[Data extracted from a collection]
[start]
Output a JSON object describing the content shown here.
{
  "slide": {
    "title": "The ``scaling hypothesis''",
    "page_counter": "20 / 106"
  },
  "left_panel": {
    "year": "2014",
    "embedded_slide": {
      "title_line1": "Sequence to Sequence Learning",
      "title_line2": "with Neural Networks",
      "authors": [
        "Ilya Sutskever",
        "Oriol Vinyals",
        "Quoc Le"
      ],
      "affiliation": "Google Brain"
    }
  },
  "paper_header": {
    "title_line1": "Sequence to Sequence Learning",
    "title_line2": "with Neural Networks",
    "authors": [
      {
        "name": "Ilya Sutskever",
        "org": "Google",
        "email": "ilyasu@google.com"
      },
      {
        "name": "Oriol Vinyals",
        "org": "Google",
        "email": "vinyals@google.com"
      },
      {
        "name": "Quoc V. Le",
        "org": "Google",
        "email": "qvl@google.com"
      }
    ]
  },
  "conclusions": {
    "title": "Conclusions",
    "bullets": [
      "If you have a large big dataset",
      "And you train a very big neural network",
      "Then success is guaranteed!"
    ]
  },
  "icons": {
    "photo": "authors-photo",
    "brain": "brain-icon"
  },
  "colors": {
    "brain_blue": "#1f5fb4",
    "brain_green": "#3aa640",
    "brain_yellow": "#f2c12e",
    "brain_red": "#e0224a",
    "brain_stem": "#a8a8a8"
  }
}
[end]
Which lines hold the word "with"? Copy every one of them.

__Task output__:
      "title_line2": "with Neural Networks",
    "title_line2": "with Neural Networks",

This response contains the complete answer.